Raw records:
··········

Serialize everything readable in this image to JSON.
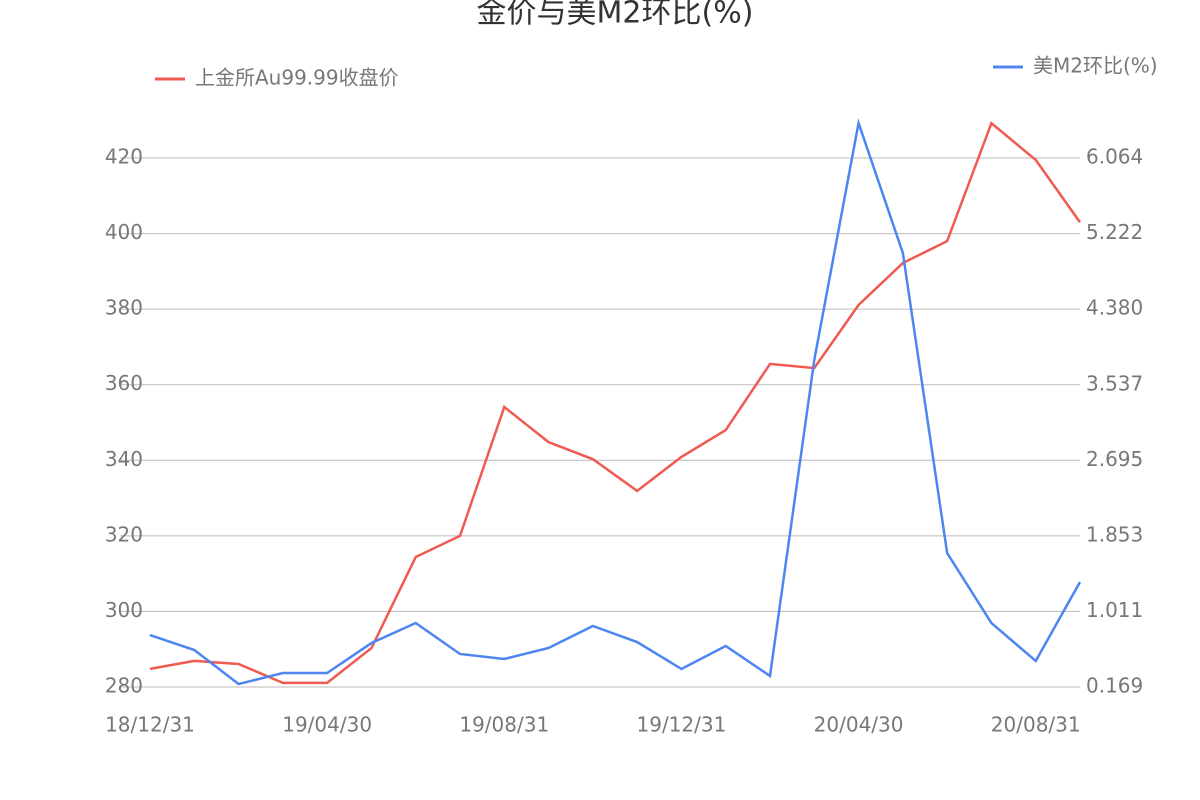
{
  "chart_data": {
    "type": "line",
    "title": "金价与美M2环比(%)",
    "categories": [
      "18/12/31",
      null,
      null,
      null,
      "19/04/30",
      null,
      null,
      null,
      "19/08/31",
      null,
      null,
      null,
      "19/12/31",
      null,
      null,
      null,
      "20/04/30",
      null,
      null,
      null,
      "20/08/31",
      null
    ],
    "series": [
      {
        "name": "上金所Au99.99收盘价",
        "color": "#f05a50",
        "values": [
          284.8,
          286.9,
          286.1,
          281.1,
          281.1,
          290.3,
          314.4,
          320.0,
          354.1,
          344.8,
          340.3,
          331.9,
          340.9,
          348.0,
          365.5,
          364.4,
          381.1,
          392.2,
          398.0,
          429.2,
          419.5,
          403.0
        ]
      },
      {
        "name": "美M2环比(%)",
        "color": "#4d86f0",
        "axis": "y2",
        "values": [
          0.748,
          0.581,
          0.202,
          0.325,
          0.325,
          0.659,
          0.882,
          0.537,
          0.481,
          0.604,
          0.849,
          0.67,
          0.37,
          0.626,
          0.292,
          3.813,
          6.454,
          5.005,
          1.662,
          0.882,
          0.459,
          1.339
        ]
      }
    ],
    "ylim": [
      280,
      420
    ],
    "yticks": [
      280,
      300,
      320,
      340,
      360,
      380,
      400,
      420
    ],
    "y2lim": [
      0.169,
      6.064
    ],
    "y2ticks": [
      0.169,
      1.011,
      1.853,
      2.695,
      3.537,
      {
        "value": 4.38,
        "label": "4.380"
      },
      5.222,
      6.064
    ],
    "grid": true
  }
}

··········

▶ _Required task_:
Copy out the entries verbatim and leave the images out.

▶ _Response below_:
Serialize everything readable in this image to JSON.
{
  "chart_data": {
    "type": "line",
    "title": "金价与美M2环比(%)",
    "categories": [
      "18/12/31",
      null,
      null,
      null,
      "19/04/30",
      null,
      null,
      null,
      "19/08/31",
      null,
      null,
      null,
      "19/12/31",
      null,
      null,
      null,
      "20/04/30",
      null,
      null,
      null,
      "20/08/31",
      null
    ],
    "series": [
      {
        "name": "上金所Au99.99收盘价",
        "color": "#f05a50",
        "values": [
          284.8,
          286.9,
          286.1,
          281.1,
          281.1,
          290.3,
          314.4,
          320.0,
          354.1,
          344.8,
          340.3,
          331.9,
          340.9,
          348.0,
          365.5,
          364.4,
          381.1,
          392.2,
          398.0,
          429.2,
          419.5,
          403.0
        ]
      },
      {
        "name": "美M2环比(%)",
        "color": "#4d86f0",
        "axis": "y2",
        "values": [
          0.748,
          0.581,
          0.202,
          0.325,
          0.325,
          0.659,
          0.882,
          0.537,
          0.481,
          0.604,
          0.849,
          0.67,
          0.37,
          0.626,
          0.292,
          3.813,
          6.454,
          5.005,
          1.662,
          0.882,
          0.459,
          1.339
        ]
      }
    ],
    "ylim": [
      280,
      420
    ],
    "yticks": [
      280,
      300,
      320,
      340,
      360,
      380,
      400,
      420
    ],
    "y2lim": [
      0.169,
      6.064
    ],
    "y2ticks": [
      0.169,
      1.011,
      1.853,
      2.695,
      3.537,
      {
        "value": 4.38,
        "label": "4.380"
      },
      5.222,
      6.064
    ],
    "grid": true
  }
}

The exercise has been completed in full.